**The task**
Repeat the lines that follow, leaving nothing out.
-- START Listed records --
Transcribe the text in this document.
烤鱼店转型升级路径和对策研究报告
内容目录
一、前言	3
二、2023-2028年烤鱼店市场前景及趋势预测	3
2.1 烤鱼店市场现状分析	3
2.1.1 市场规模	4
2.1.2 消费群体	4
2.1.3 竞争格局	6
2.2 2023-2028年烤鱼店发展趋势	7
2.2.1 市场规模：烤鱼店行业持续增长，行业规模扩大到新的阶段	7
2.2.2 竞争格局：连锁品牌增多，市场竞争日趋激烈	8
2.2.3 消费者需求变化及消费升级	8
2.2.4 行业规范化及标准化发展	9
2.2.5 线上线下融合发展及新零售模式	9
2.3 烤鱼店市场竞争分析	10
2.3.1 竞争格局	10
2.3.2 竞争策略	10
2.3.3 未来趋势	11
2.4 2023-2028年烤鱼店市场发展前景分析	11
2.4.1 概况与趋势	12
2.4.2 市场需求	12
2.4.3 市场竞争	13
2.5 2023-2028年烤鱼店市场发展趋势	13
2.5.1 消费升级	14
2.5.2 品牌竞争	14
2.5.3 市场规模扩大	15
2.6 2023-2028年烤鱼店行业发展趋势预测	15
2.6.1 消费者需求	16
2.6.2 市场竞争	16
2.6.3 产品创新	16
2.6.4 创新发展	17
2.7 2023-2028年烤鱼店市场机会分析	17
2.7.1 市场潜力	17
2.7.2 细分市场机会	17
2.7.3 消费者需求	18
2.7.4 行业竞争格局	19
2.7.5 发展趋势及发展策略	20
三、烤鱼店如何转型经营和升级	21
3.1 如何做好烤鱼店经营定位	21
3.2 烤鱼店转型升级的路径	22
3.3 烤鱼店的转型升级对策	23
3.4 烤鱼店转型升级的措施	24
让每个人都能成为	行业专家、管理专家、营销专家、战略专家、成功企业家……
-- END Listed records --
**The response**
Transcribe the text in this document.
烤鱼店转型升级路径和对策研究报告
内容目录
一、前言	3
二、2023-2028年烤鱼店市场前景及趋势预测	3
2.1 烤鱼店市场现状分析	3
2.1.1 市场规模	4
2.1.2 消费群体	4
2.1.3 竞争格局	6
2.2 2023-2028年烤鱼店发展趋势	7
2.2.1 市场规模：烤鱼店行业持续增长，行业规模扩大到新的阶段	7
2.2.2 竞争格局：连锁品牌增多，市场竞争日趋激烈	8
2.2.3 消费者需求变化及消费升级	8
2.2.4 行业规范化及标准化发展	9
2.2.5 线上线下融合发展及新零售模式	9
2.3 烤鱼店市场竞争分析	10
2.3.1 竞争格局	10
2.3.2 竞争策略	10
2.3.3 未来趋势	11
2.4 2023-2028年烤鱼店市场发展前景分析	11
2.4.1 概况与趋势	12
2.4.2 市场需求	12
2.4.3 市场竞争	13
2.5 2023-2028年烤鱼店市场发展趋势	13
2.5.1 消费升级	14
2.5.2 品牌竞争	14
2.5.3 市场规模扩大	15
2.6 2023-2028年烤鱼店行业发展趋势预测	15
2.6.1 消费者需求	16
2.6.2 市场竞争	16
2.6.3 产品创新	16
2.6.4 创新发展	17
2.7 2023-2028年烤鱼店市场机会分析	17
2.7.1 市场潜力	17
2.7.2 细分市场机会	17
2.7.3 消费者需求	18
2.7.4 行业竞争格局	19
2.7.5 发展趋势及发展策略	20
三、烤鱼店如何转型经营和升级	21
3.1 如何做好烤鱼店经营定位	21
3.2 烤鱼店转型升级的路径	22
3.3 烤鱼店的转型升级对策	23
3.4 烤鱼店转型升级的措施	24
让每个人都能成为	行业专家、管理专家、营销专家、战略专家、成功企业家……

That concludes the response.